■ **Items from a data source**:
--- BEGIN ---

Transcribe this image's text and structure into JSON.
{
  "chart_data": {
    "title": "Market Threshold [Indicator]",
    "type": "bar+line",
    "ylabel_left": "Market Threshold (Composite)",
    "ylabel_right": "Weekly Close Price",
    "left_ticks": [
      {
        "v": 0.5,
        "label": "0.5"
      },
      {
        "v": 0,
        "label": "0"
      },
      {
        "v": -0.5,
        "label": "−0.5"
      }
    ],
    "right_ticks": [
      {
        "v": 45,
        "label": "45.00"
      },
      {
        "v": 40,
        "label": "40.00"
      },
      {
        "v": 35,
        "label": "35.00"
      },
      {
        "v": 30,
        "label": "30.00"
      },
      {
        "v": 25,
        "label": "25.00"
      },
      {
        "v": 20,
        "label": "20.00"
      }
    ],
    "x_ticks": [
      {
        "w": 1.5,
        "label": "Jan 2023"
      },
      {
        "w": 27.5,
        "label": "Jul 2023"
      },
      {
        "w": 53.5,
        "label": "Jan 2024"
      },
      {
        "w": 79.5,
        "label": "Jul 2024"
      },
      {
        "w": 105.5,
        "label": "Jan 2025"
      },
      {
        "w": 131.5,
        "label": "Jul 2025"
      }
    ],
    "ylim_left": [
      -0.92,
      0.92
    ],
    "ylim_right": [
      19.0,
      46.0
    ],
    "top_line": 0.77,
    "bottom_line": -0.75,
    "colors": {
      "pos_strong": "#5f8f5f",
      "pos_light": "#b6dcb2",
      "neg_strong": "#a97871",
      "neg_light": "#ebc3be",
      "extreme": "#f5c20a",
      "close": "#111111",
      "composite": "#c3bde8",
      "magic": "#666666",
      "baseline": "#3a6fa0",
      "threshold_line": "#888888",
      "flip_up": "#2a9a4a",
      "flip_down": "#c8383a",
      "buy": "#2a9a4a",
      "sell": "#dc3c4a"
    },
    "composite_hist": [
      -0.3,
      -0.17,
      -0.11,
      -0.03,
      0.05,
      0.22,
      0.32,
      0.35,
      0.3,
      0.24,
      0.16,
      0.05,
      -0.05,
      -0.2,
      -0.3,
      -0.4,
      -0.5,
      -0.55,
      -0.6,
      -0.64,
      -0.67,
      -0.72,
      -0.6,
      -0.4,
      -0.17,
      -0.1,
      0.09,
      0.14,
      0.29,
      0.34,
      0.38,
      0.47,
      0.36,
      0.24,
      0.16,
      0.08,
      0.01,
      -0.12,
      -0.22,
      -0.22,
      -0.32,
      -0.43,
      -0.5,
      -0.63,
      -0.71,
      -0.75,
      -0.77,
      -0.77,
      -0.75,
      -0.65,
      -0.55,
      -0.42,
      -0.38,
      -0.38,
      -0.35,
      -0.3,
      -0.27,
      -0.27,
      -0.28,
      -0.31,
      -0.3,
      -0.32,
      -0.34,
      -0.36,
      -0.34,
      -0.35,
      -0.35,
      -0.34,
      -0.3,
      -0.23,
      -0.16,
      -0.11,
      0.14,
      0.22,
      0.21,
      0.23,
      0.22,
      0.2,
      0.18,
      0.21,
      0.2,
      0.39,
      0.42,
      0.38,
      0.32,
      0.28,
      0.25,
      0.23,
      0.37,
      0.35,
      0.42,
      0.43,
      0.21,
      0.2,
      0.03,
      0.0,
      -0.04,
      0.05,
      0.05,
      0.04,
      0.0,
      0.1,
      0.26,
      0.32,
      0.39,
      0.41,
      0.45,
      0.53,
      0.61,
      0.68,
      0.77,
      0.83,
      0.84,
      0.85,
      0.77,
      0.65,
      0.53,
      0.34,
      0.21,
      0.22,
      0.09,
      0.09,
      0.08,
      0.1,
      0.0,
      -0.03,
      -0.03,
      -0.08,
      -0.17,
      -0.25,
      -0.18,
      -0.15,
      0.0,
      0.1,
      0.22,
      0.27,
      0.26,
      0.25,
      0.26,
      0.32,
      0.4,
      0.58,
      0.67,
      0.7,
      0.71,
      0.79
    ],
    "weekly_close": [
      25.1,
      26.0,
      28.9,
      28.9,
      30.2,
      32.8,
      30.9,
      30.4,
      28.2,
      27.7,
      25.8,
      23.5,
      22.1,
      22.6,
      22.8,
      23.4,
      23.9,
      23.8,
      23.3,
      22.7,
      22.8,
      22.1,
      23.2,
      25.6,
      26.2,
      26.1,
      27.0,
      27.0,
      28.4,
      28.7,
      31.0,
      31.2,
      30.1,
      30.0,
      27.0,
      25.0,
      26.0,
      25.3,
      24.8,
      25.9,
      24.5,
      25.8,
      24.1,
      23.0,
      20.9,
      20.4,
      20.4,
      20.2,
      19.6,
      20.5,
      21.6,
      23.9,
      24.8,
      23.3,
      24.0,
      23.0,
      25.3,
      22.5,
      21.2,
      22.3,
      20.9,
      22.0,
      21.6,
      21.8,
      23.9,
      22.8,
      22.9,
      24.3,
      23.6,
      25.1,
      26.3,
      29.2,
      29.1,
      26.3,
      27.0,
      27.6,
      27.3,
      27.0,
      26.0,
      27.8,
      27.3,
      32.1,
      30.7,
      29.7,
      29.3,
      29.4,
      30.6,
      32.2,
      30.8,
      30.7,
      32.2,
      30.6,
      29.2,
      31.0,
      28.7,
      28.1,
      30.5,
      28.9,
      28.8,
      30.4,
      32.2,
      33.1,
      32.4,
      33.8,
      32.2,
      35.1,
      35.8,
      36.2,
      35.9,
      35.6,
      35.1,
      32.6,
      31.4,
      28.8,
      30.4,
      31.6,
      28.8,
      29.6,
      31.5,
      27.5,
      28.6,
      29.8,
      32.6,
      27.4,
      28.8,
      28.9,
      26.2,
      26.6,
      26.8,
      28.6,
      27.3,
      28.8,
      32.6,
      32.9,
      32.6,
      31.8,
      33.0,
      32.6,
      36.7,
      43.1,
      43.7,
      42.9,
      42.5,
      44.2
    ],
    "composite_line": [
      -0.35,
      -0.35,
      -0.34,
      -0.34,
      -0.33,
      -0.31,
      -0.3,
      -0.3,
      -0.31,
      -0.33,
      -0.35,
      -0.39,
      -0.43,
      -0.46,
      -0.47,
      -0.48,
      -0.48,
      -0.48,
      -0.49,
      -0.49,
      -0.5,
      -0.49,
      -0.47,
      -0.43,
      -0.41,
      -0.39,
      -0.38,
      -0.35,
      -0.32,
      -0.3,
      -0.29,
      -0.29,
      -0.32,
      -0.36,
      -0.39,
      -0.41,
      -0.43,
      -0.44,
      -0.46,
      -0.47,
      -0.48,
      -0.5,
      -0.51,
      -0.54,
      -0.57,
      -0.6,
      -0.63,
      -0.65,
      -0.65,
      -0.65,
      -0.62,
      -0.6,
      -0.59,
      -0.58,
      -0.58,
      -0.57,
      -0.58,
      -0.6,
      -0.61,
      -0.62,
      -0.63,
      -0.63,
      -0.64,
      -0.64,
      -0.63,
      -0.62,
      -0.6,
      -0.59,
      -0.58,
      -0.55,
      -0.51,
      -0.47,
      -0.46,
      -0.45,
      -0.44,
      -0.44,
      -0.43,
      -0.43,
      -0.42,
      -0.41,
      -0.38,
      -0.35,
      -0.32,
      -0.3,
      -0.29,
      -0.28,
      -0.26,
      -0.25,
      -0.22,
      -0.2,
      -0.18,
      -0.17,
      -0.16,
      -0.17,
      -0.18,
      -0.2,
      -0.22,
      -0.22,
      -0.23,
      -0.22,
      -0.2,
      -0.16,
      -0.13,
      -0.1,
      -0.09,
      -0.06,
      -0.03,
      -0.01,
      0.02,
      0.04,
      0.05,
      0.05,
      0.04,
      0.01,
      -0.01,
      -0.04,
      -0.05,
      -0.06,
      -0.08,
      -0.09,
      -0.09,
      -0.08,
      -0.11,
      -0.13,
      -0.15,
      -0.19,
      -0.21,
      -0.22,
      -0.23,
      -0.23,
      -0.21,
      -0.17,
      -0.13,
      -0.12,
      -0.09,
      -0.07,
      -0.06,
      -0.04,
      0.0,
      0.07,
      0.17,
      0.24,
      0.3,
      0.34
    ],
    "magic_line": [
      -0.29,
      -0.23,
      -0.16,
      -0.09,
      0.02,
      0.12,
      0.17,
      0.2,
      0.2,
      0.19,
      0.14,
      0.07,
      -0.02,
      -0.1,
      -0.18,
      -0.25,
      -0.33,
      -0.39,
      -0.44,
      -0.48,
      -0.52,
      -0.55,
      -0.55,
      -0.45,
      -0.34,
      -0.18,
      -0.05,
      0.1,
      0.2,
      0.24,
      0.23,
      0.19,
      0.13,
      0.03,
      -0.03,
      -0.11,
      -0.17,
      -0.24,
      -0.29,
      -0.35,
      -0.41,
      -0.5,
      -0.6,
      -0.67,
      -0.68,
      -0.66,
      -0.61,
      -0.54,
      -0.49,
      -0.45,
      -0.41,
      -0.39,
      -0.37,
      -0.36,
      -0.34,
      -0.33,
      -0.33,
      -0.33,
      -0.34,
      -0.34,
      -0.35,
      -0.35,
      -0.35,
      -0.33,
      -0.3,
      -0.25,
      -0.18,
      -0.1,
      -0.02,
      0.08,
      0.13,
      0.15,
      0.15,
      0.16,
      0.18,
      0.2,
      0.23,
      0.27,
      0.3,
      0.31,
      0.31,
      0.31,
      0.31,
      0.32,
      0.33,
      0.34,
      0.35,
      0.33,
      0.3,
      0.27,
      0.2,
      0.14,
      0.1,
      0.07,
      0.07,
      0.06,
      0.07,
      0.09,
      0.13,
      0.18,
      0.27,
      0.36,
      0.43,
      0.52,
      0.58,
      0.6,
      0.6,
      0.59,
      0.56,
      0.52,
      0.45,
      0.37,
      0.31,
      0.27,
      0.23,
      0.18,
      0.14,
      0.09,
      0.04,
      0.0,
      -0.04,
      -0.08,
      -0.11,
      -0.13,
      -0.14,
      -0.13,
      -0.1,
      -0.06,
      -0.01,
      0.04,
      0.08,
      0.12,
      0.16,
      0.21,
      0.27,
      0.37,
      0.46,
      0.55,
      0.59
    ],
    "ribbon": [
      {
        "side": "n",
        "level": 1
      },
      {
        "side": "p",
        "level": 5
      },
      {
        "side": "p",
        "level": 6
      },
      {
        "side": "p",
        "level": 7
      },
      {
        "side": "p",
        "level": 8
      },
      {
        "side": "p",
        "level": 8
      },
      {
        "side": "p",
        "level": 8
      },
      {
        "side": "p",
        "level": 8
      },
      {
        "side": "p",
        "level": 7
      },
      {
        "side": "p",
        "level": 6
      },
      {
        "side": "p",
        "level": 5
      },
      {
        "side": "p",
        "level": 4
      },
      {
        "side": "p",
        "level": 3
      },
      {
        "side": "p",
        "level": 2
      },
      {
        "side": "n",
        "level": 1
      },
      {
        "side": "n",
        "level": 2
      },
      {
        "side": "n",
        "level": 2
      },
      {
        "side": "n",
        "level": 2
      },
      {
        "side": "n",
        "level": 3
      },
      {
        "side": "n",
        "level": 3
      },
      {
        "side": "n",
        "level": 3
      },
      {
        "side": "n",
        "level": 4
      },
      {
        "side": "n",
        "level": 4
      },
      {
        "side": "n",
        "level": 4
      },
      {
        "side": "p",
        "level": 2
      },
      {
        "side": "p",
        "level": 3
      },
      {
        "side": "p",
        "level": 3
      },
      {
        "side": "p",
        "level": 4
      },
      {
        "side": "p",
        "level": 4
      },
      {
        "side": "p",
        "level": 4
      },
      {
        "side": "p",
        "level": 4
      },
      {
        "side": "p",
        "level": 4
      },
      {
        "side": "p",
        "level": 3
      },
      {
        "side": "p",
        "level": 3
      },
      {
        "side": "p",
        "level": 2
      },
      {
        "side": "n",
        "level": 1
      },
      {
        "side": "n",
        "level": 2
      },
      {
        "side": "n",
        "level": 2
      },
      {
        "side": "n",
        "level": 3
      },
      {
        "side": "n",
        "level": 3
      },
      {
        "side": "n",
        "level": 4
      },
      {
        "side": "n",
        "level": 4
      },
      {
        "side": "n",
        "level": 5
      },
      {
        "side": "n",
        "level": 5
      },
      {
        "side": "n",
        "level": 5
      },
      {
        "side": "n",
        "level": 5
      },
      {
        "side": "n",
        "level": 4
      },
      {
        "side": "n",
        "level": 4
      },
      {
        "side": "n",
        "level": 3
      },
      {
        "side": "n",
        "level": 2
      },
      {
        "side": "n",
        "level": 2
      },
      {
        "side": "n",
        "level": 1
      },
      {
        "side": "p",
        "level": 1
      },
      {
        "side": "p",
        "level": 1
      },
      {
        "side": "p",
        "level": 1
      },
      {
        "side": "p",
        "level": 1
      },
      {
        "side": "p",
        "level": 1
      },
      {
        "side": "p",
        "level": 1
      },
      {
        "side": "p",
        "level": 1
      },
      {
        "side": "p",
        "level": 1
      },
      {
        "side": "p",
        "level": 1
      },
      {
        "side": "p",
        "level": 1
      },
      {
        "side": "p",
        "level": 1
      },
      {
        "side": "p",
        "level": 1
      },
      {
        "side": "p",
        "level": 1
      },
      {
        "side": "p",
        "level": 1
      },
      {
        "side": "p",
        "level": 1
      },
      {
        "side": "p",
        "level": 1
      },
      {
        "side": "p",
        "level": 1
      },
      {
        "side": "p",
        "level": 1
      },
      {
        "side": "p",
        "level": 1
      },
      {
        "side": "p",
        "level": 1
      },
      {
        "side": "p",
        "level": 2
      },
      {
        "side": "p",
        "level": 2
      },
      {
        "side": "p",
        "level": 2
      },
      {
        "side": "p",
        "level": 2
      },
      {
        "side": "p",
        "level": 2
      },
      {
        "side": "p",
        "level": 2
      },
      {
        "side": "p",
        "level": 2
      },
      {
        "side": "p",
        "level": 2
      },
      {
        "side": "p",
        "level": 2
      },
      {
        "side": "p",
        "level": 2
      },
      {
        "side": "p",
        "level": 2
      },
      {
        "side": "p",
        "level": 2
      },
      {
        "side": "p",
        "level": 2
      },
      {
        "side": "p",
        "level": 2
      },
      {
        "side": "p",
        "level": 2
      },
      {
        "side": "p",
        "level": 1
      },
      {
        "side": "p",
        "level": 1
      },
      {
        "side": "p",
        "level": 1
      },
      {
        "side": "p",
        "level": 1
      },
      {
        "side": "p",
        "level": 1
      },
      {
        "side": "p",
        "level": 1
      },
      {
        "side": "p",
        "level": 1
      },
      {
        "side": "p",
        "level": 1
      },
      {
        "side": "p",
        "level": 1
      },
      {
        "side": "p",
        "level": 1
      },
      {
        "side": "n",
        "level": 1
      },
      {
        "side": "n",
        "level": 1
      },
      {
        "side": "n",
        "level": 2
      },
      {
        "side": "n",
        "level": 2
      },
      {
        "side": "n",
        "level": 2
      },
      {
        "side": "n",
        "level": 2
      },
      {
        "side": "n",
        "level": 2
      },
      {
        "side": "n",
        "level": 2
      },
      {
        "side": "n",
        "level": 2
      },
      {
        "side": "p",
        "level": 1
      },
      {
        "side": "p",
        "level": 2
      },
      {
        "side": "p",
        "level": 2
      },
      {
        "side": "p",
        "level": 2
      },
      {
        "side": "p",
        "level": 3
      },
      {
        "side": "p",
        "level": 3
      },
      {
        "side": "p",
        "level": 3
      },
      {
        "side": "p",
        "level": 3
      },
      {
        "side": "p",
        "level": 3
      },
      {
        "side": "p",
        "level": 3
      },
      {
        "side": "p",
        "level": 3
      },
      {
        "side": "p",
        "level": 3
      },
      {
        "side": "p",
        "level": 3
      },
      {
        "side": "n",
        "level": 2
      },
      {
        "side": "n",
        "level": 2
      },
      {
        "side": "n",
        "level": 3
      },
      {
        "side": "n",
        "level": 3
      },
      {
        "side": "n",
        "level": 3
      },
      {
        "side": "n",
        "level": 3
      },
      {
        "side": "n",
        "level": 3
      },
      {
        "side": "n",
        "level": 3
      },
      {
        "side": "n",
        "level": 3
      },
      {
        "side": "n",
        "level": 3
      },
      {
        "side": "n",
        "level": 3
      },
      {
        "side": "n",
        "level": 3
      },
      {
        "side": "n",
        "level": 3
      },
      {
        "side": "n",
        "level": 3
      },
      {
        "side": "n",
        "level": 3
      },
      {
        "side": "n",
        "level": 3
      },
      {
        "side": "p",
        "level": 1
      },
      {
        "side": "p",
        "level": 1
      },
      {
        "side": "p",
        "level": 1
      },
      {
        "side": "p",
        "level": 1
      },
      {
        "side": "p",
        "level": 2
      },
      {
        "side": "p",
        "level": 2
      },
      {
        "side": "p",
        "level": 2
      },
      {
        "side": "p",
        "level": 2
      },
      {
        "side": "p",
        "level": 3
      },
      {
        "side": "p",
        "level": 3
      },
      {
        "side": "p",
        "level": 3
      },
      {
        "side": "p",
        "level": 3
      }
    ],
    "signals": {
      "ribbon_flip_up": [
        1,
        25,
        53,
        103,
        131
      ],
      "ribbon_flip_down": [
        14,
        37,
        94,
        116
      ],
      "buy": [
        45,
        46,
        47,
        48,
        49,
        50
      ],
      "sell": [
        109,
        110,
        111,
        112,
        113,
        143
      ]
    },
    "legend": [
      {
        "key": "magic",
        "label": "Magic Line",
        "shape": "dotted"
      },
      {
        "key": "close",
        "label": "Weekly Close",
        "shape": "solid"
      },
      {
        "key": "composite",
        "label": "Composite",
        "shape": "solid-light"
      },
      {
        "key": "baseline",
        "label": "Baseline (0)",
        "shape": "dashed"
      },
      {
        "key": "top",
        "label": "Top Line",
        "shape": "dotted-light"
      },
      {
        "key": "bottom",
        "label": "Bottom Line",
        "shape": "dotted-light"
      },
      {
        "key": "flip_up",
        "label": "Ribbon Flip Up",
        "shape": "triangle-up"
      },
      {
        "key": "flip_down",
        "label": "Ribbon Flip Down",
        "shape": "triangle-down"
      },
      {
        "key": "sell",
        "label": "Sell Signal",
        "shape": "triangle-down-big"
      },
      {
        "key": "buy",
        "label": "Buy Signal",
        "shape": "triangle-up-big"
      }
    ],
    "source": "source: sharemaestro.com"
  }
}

--- END ---

■ **WHAT IS EXPECTED**:
Tell how many lines of the data above hold the string "Market". Give only the number.

■ **WRITTEN ANSWER**:
2